Data provided:
+---+

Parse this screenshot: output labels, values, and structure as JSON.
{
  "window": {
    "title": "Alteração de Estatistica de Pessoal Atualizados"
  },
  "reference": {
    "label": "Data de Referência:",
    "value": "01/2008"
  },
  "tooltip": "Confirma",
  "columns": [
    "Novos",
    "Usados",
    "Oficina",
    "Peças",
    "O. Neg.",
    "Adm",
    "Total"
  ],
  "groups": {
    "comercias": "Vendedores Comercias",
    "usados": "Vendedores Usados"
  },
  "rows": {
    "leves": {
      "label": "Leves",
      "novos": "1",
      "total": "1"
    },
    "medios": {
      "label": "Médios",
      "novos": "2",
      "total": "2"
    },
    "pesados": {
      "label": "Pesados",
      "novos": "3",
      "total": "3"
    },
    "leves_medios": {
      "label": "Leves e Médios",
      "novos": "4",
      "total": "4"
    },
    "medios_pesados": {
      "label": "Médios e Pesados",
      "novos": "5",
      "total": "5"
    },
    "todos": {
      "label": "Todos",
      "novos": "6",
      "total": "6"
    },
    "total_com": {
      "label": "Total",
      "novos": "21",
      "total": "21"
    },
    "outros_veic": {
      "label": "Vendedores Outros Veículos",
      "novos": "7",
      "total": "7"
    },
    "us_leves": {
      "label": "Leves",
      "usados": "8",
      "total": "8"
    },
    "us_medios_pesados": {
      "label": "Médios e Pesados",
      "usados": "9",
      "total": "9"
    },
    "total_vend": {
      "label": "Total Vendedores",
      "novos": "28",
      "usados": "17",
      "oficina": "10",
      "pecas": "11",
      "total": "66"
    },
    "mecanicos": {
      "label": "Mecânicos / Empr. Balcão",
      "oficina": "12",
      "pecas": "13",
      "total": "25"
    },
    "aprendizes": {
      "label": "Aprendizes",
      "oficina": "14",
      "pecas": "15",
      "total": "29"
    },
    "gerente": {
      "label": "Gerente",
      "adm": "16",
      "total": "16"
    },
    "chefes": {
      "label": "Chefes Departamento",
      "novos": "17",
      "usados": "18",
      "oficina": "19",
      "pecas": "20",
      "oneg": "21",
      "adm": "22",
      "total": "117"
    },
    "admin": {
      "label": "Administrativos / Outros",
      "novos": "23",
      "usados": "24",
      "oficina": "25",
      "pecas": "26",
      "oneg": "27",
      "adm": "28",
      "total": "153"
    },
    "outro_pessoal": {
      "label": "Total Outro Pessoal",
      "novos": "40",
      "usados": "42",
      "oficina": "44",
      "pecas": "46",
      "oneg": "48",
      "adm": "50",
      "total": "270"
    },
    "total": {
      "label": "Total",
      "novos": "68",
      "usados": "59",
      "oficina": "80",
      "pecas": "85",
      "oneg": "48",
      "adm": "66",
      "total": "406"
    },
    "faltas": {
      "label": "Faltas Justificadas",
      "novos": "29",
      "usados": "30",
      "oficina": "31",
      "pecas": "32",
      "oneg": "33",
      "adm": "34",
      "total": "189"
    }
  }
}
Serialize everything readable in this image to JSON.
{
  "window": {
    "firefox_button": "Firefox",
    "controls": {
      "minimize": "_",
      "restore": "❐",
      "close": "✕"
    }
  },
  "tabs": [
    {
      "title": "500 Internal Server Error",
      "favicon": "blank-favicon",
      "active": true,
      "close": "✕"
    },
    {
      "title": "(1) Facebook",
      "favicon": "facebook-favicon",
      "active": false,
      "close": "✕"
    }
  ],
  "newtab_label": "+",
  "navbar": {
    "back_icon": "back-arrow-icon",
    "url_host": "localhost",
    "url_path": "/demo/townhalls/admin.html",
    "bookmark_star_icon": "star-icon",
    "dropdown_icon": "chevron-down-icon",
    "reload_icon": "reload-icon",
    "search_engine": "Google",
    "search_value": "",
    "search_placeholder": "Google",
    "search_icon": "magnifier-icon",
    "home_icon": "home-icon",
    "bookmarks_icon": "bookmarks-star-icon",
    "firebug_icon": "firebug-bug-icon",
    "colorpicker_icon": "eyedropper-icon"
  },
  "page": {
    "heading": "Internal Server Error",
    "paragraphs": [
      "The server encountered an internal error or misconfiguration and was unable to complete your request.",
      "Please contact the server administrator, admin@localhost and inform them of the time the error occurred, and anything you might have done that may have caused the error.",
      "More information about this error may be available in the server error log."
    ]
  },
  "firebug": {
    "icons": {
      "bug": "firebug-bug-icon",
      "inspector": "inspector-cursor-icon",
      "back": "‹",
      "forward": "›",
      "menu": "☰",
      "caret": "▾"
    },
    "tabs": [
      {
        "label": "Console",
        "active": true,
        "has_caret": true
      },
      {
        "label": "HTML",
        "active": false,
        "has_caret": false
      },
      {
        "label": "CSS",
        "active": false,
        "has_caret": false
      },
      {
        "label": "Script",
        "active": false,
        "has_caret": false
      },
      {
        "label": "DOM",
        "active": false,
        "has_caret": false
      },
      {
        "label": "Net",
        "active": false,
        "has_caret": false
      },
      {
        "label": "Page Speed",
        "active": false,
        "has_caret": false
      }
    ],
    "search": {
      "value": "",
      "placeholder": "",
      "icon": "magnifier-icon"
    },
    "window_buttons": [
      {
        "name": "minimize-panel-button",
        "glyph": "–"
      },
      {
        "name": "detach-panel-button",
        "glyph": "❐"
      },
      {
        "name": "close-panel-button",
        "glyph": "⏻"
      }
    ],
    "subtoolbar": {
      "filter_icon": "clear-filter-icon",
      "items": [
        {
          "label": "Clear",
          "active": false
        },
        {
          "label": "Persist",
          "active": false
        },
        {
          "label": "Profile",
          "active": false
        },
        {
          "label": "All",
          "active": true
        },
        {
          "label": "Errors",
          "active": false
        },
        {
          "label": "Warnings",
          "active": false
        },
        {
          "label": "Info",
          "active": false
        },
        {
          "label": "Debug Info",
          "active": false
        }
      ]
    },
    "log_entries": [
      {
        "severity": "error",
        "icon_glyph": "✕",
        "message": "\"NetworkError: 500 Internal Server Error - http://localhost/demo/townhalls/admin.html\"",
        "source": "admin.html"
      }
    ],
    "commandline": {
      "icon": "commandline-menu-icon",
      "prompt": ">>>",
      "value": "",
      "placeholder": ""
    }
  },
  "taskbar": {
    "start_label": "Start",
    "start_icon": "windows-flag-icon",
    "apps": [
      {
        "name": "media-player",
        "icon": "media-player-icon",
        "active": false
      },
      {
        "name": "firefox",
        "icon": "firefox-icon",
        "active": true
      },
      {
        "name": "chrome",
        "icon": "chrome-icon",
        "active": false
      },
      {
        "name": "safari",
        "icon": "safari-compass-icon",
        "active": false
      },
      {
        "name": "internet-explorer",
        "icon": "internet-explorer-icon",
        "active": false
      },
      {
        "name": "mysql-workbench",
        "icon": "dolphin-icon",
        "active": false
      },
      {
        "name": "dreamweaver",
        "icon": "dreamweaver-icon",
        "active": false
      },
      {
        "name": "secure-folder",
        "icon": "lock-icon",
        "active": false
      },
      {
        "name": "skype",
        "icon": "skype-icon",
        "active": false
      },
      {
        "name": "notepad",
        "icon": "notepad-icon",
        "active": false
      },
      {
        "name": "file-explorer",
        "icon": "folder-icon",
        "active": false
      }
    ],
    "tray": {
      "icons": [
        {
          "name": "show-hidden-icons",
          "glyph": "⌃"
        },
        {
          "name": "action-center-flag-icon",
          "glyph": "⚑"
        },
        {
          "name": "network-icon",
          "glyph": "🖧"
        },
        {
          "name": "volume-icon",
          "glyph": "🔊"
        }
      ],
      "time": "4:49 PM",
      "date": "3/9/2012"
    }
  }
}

+---+

Exercise instructions: Count every line of the records that holds the string "townhalls". Write only the total.

Result: 2